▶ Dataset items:
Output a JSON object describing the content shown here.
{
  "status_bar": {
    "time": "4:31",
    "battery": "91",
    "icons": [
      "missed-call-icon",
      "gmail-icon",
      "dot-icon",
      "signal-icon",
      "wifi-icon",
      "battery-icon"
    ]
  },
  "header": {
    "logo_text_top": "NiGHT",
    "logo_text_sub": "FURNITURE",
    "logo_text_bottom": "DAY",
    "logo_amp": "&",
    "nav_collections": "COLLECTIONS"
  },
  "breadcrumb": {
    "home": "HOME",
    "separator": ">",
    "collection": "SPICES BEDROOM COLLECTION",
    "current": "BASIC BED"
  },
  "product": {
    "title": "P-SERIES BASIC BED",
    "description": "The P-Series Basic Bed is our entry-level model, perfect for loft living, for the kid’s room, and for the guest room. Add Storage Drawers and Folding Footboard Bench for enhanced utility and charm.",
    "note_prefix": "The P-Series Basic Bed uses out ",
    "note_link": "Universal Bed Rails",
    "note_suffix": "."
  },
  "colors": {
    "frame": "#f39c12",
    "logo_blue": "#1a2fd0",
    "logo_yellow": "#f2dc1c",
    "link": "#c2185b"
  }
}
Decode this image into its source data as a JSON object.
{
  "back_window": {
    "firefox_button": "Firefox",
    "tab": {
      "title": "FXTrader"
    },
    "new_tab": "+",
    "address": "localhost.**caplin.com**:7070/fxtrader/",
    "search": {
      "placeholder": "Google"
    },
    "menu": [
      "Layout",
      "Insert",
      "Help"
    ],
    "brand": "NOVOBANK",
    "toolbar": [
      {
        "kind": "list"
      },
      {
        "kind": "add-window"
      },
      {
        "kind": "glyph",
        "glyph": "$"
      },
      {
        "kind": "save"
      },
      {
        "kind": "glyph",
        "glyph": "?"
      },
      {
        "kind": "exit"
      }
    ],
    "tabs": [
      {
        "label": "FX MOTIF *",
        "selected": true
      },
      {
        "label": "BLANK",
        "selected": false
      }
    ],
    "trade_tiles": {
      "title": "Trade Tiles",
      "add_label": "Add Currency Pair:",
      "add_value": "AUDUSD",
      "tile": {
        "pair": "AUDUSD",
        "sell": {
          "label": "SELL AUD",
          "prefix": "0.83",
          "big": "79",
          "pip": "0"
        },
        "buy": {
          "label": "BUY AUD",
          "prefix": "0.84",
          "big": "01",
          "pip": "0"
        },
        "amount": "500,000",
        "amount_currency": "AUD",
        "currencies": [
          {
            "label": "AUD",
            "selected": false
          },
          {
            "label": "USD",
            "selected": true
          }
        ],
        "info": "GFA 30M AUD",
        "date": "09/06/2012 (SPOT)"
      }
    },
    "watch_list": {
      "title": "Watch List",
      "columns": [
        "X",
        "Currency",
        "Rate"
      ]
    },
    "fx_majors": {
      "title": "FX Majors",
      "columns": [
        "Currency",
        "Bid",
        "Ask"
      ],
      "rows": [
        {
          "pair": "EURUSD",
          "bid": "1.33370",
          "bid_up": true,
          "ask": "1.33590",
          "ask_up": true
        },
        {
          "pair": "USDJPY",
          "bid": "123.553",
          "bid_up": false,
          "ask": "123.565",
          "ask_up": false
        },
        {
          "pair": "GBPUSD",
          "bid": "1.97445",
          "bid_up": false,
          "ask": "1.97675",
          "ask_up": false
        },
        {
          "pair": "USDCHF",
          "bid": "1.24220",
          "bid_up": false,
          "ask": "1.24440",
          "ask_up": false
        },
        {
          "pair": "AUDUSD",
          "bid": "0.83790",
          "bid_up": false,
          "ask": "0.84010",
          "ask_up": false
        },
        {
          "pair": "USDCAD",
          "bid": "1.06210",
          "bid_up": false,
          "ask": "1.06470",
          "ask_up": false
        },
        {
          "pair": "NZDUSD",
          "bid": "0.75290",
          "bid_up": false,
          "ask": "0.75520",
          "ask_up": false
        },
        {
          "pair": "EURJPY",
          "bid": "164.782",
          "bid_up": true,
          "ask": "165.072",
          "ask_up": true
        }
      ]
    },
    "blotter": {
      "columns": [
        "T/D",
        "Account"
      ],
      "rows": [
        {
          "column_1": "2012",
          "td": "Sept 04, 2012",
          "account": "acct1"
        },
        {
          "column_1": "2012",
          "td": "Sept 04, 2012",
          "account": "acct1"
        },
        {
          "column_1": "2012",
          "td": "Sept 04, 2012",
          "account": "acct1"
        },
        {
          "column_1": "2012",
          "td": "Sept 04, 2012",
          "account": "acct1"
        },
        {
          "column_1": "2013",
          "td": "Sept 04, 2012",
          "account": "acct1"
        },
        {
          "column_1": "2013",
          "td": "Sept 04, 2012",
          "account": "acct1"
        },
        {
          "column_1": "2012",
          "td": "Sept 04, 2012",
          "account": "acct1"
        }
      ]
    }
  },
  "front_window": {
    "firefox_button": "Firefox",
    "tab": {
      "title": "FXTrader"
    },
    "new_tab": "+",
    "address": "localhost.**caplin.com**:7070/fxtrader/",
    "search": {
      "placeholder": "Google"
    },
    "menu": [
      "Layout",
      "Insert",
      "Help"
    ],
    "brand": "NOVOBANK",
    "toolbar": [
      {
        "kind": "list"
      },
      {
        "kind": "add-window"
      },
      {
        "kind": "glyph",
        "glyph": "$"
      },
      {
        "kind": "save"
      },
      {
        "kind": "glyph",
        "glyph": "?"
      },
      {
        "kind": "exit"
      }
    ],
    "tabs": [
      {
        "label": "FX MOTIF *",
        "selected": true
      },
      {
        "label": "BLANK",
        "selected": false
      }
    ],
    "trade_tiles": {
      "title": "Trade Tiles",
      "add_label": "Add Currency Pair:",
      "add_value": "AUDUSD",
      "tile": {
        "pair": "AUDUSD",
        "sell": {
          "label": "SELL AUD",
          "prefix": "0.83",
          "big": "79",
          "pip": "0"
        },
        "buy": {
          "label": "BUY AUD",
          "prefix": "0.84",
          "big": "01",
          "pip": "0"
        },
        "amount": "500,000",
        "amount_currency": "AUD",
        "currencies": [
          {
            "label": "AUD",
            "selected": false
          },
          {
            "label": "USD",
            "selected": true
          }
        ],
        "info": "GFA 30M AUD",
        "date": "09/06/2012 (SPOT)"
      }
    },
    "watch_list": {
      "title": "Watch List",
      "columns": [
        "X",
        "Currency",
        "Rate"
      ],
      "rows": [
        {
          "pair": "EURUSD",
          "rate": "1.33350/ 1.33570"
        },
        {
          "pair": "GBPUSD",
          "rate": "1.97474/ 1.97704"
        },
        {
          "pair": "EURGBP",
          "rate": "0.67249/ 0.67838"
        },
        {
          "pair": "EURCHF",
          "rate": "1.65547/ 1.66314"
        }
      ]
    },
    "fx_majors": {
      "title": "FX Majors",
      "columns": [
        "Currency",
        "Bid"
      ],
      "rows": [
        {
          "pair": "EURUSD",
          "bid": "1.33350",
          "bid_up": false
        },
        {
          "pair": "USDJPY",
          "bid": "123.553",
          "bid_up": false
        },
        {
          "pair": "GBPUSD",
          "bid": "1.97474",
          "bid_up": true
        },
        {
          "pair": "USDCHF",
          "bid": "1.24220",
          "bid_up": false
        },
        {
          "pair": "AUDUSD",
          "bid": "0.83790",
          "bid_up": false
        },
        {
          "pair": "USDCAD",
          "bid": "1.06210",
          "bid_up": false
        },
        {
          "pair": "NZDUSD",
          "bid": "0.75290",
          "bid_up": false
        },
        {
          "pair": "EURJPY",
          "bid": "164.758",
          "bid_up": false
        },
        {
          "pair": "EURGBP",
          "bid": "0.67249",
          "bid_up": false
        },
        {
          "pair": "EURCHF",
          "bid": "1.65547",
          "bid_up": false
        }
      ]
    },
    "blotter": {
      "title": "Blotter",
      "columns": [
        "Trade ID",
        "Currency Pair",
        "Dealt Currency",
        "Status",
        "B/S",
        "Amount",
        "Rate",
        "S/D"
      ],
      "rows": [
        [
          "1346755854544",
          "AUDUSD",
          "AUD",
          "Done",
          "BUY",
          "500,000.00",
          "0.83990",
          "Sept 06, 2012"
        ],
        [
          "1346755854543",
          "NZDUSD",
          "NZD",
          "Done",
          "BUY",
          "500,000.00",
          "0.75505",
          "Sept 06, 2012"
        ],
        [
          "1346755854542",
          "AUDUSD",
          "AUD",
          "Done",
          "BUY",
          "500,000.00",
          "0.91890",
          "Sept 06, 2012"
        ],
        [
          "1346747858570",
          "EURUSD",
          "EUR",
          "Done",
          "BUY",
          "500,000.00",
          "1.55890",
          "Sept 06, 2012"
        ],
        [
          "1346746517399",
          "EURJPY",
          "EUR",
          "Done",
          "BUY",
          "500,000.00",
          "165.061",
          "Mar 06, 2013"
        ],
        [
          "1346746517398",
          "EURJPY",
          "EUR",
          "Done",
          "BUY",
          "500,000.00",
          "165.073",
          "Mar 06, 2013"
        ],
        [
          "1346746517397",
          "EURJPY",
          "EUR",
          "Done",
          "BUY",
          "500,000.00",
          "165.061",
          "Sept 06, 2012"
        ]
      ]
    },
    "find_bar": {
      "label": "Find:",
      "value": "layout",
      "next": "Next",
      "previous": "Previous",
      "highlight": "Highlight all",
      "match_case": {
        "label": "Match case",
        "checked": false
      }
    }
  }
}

▶ Requirements:
Scan the material above. Extract every line in which the word "JSON" occurs.

▶ Solution for this task:
Output a JSON object describing the content shown here.
Decode this image into its source data as a JSON object.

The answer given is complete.